■ Challenge:
Rewrite every line of the records below as a numbered list, leaving out any blank lines.

○ ○ ○ ○ ○ ○ ○

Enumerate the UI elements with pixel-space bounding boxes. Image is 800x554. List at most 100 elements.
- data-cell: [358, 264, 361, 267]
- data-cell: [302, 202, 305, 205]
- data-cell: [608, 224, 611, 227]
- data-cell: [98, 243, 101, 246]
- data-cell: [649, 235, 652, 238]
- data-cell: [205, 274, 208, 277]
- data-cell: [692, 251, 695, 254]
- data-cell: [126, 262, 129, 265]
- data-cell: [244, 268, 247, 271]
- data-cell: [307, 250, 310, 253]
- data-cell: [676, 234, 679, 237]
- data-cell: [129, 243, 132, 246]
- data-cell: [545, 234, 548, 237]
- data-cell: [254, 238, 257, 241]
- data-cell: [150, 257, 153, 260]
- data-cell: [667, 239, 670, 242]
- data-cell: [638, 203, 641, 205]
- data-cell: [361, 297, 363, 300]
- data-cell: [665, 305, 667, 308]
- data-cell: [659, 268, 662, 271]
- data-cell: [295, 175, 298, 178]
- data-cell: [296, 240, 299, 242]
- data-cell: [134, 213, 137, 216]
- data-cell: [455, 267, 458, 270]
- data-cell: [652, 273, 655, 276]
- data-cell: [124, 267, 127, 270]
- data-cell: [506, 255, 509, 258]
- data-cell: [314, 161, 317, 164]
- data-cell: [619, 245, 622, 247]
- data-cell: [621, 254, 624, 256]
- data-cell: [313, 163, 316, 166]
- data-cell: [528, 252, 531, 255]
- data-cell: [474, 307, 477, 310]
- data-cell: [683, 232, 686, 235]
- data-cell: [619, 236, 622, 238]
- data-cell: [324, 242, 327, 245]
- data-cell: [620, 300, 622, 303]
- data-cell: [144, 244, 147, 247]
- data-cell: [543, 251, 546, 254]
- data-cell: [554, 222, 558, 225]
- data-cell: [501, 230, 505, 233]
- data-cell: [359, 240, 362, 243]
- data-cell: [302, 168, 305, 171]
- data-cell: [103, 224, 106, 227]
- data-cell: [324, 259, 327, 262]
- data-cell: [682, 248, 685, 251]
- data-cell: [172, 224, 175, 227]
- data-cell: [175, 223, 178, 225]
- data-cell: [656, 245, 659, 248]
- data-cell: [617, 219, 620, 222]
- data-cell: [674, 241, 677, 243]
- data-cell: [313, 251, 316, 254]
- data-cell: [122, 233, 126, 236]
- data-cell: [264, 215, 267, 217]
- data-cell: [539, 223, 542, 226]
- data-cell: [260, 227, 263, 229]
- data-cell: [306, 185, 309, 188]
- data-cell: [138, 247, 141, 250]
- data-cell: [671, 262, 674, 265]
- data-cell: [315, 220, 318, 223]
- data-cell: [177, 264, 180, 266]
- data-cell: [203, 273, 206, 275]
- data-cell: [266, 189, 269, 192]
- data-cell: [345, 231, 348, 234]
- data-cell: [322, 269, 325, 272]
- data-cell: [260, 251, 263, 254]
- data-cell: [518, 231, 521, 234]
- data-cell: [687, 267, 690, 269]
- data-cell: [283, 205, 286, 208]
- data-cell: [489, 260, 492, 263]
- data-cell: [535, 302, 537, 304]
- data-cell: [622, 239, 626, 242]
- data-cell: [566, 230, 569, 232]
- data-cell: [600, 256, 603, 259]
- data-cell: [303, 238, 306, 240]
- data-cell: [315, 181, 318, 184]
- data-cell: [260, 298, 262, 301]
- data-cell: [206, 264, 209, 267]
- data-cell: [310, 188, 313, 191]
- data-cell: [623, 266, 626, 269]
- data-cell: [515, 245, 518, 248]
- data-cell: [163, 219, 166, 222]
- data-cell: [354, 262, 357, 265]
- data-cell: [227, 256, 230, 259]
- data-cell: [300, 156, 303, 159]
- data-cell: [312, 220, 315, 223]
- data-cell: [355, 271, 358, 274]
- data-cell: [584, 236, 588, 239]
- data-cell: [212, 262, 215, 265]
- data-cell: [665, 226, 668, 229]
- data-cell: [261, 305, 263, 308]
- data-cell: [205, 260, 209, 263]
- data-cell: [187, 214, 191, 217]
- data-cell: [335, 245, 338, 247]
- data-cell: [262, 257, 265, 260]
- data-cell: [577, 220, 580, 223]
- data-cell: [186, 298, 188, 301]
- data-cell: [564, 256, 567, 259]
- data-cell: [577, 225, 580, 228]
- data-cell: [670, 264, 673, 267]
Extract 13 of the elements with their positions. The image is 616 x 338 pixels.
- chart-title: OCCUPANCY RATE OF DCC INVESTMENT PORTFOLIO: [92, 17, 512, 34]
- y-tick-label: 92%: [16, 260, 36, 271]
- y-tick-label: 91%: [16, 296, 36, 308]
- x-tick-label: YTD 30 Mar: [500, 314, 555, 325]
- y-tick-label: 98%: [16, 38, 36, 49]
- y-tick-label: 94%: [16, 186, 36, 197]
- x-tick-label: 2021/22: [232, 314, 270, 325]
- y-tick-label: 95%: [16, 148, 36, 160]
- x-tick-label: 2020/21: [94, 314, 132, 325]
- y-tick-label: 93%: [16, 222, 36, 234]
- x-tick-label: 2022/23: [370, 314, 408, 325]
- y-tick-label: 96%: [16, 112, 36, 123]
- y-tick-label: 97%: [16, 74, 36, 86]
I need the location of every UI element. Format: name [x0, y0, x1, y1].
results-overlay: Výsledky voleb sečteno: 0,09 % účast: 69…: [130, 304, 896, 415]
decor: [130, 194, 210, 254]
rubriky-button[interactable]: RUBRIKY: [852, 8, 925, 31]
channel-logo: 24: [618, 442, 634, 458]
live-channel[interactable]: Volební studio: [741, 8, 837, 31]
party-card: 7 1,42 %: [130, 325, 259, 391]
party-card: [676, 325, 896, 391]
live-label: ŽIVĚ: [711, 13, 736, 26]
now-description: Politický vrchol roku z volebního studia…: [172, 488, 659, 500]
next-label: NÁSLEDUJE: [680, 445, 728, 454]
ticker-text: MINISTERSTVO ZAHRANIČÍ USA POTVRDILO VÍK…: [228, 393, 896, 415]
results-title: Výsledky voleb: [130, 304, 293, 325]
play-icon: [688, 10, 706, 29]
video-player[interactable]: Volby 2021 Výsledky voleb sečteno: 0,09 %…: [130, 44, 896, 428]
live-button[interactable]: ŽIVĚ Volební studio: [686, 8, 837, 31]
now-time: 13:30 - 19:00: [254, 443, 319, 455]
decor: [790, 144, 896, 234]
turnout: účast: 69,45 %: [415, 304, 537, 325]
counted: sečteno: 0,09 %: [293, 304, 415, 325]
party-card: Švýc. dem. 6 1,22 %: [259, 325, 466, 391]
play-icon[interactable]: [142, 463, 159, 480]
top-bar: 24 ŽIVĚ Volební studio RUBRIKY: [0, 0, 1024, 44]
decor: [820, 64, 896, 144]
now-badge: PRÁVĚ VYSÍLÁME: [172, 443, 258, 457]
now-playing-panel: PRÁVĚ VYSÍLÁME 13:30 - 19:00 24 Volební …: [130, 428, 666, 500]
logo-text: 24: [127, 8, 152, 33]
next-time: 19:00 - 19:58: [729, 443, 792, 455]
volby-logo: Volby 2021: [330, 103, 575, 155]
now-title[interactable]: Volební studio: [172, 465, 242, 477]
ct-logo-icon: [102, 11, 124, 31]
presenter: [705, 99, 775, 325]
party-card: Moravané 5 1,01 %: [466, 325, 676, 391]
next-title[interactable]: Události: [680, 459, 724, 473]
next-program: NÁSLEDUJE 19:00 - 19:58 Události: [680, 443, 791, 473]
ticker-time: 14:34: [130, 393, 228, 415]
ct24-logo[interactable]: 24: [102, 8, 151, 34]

○ ○ ○ ○ ○ ○ ○

■ Solution to the exercise:
1. Enumerate the UI elements with pixel-space bounding boxes. Image is 800x554. List at most 100 elements.
2. - data-cell: [358, 264, 361, 267]
3. - data-cell: [302, 202, 305, 205]
4. - data-cell: [608, 224, 611, 227]
5. - data-cell: [98, 243, 101, 246]
6. - data-cell: [649, 235, 652, 238]
7. - data-cell: [205, 274, 208, 277]
8. - data-cell: [692, 251, 695, 254]
9. - data-cell: [126, 262, 129, 265]
10. - data-cell: [244, 268, 247, 271]
11. - data-cell: [307, 250, 310, 253]
12. - data-cell: [676, 234, 679, 237]
13. - data-cell: [129, 243, 132, 246]
14. - data-cell: [545, 234, 548, 237]
15. - data-cell: [254, 238, 257, 241]
16. - data-cell: [150, 257, 153, 260]
17. - data-cell: [667, 239, 670, 242]
18. - data-cell: [638, 203, 641, 205]
19. - data-cell: [361, 297, 363, 300]
20. - data-cell: [665, 305, 667, 308]
21. - data-cell: [659, 268, 662, 271]
22. - data-cell: [295, 175, 298, 178]
23. - data-cell: [296, 240, 299, 242]
24. - data-cell: [134, 213, 137, 216]
25. - data-cell: [455, 267, 458, 270]
26. - data-cell: [652, 273, 655, 276]
27. - data-cell: [124, 267, 127, 270]
28. - data-cell: [506, 255, 509, 258]
29. - data-cell: [314, 161, 317, 164]
30. - data-cell: [619, 245, 622, 247]
31. - data-cell: [621, 254, 624, 256]
32. - data-cell: [313, 163, 316, 166]
33. - data-cell: [528, 252, 531, 255]
34. - data-cell: [474, 307, 477, 310]
35. - data-cell: [683, 232, 686, 235]
36. - data-cell: [619, 236, 622, 238]
37. - data-cell: [324, 242, 327, 245]
38. - data-cell: [620, 300, 622, 303]
39. - data-cell: [144, 244, 147, 247]
40. - data-cell: [543, 251, 546, 254]
41. - data-cell: [554, 222, 558, 225]
42. - data-cell: [501, 230, 505, 233]
43. - data-cell: [359, 240, 362, 243]
44. - data-cell: [302, 168, 305, 171]
45. - data-cell: [103, 224, 106, 227]
46. - data-cell: [324, 259, 327, 262]
47. - data-cell: [682, 248, 685, 251]
48. - data-cell: [172, 224, 175, 227]
49. - data-cell: [175, 223, 178, 225]
50. - data-cell: [656, 245, 659, 248]
51. - data-cell: [617, 219, 620, 222]
52. - data-cell: [674, 241, 677, 243]
53. - data-cell: [313, 251, 316, 254]
54. - data-cell: [122, 233, 126, 236]
55. - data-cell: [264, 215, 267, 217]
56. - data-cell: [539, 223, 542, 226]
57. - data-cell: [260, 227, 263, 229]
58. - data-cell: [306, 185, 309, 188]
59. - data-cell: [138, 247, 141, 250]
60. - data-cell: [671, 262, 674, 265]
61. - data-cell: [315, 220, 318, 223]
62. - data-cell: [177, 264, 180, 266]
63. - data-cell: [203, 273, 206, 275]
64. - data-cell: [266, 189, 269, 192]
65. - data-cell: [345, 231, 348, 234]
66. - data-cell: [322, 269, 325, 272]
67. - data-cell: [260, 251, 263, 254]
68. - data-cell: [518, 231, 521, 234]
69. - data-cell: [687, 267, 690, 269]
70. - data-cell: [283, 205, 286, 208]
71. - data-cell: [489, 260, 492, 263]
72. - data-cell: [535, 302, 537, 304]
73. - data-cell: [622, 239, 626, 242]
74. - data-cell: [566, 230, 569, 232]
75. - data-cell: [600, 256, 603, 259]
76. - data-cell: [303, 238, 306, 240]
77. - data-cell: [315, 181, 318, 184]
78. - data-cell: [260, 298, 262, 301]
79. - data-cell: [206, 264, 209, 267]
80. - data-cell: [310, 188, 313, 191]
81. - data-cell: [623, 266, 626, 269]
82. - data-cell: [515, 245, 518, 248]
83. - data-cell: [163, 219, 166, 222]
84. - data-cell: [354, 262, 357, 265]
85. - data-cell: [227, 256, 230, 259]
86. - data-cell: [300, 156, 303, 159]
87. - data-cell: [312, 220, 315, 223]
88. - data-cell: [355, 271, 358, 274]
89. - data-cell: [584, 236, 588, 239]
90. - data-cell: [212, 262, 215, 265]
91. - data-cell: [665, 226, 668, 229]
92. - data-cell: [261, 305, 263, 308]
93. - data-cell: [205, 260, 209, 263]
94. - data-cell: [187, 214, 191, 217]
95. - data-cell: [335, 245, 338, 247]
96. - data-cell: [262, 257, 265, 260]
97. - data-cell: [577, 220, 580, 223]
98. - data-cell: [186, 298, 188, 301]
99. - data-cell: [564, 256, 567, 259]
100. - data-cell: [577, 225, 580, 228]
101. - data-cell: [670, 264, 673, 267]
102. Extract 13 of the elements with their positions. The image is 616 x 338 pixels.
103. - chart-title: OCCUPANCY RATE OF DCC INVESTMENT PORTFOLIO: [92, 17, 512, 34]
104. - y-tick-label: 92%: [16, 260, 36, 271]
105. - y-tick-label: 91%: [16, 296, 36, 308]
106. - x-tick-label: YTD 30 Mar: [500, 314, 555, 325]
107. - y-tick-label: 98%: [16, 38, 36, 49]
108. - y-tick-label: 94%: [16, 186, 36, 197]
109. - x-tick-label: 2021/22: [232, 314, 270, 325]
110. - y-tick-label: 95%: [16, 148, 36, 160]
111. - x-tick-label: 2020/21: [94, 314, 132, 325]
112. - y-tick-label: 93%: [16, 222, 36, 234]
113. - x-tick-label: 2022/23: [370, 314, 408, 325]
114. - y-tick-label: 96%: [16, 112, 36, 123]
115. - y-tick-label: 97%: [16, 74, 36, 86]
116. I need the location of every UI element. Format: name [x0, y0, x1, y1].
117. results-overlay: Výsledky voleb sečteno: 0,09 % účast: 69…: [130, 304, 896, 415]
118. decor: [130, 194, 210, 254]
119. rubriky-button[interactable]: RUBRIKY: [852, 8, 925, 31]
120. channel-logo: 24: [618, 442, 634, 458]
121. live-channel[interactable]: Volební studio: [741, 8, 837, 31]
122. party-card: 7 1,42 %: [130, 325, 259, 391]
123. party-card: [676, 325, 896, 391]
124. live-label: ŽIVĚ: [711, 13, 736, 26]
125. now-description: Politický vrchol roku z volebního studia…: [172, 488, 659, 500]
126. next-label: NÁSLEDUJE: [680, 445, 728, 454]
127. ticker-text: MINISTERSTVO ZAHRANIČÍ USA POTVRDILO VÍK…: [228, 393, 896, 415]
128. results-title: Výsledky voleb: [130, 304, 293, 325]
129. play-icon: [688, 10, 706, 29]
130. video-player[interactable]: Volby 2021 Výsledky voleb sečteno: 0,09 %…: [130, 44, 896, 428]
131. live-button[interactable]: ŽIVĚ Volební studio: [686, 8, 837, 31]
132. now-time: 13:30 - 19:00: [254, 443, 319, 455]
133. decor: [790, 144, 896, 234]
134. turnout: účast: 69,45 %: [415, 304, 537, 325]
135. counted: sečteno: 0,09 %: [293, 304, 415, 325]
136. party-card: Švýc. dem. 6 1,22 %: [259, 325, 466, 391]
137. play-icon[interactable]: [142, 463, 159, 480]
138. top-bar: 24 ŽIVĚ Volební studio RUBRIKY: [0, 0, 1024, 44]
139. decor: [820, 64, 896, 144]
140. now-badge: PRÁVĚ VYSÍLÁME: [172, 443, 258, 457]
141. now-playing-panel: PRÁVĚ VYSÍLÁME 13:30 - 19:00 24 Volební …: [130, 428, 666, 500]
142. logo-text: 24: [127, 8, 152, 33]
143. next-time: 19:00 - 19:58: [729, 443, 792, 455]
144. volby-logo: Volby 2021: [330, 103, 575, 155]
145. now-title[interactable]: Volební studio: [172, 465, 242, 477]
146. ct-logo-icon: [102, 11, 124, 31]
147. presenter: [705, 99, 775, 325]
148. party-card: Moravané 5 1,01 %: [466, 325, 676, 391]
149. next-title[interactable]: Události: [680, 459, 724, 473]
150. next-program: NÁSLEDUJE 19:00 - 19:58 Události: [680, 443, 791, 473]
151. ticker-time: 14:34: [130, 393, 228, 415]
152. ct24-logo[interactable]: 24: [102, 8, 151, 34]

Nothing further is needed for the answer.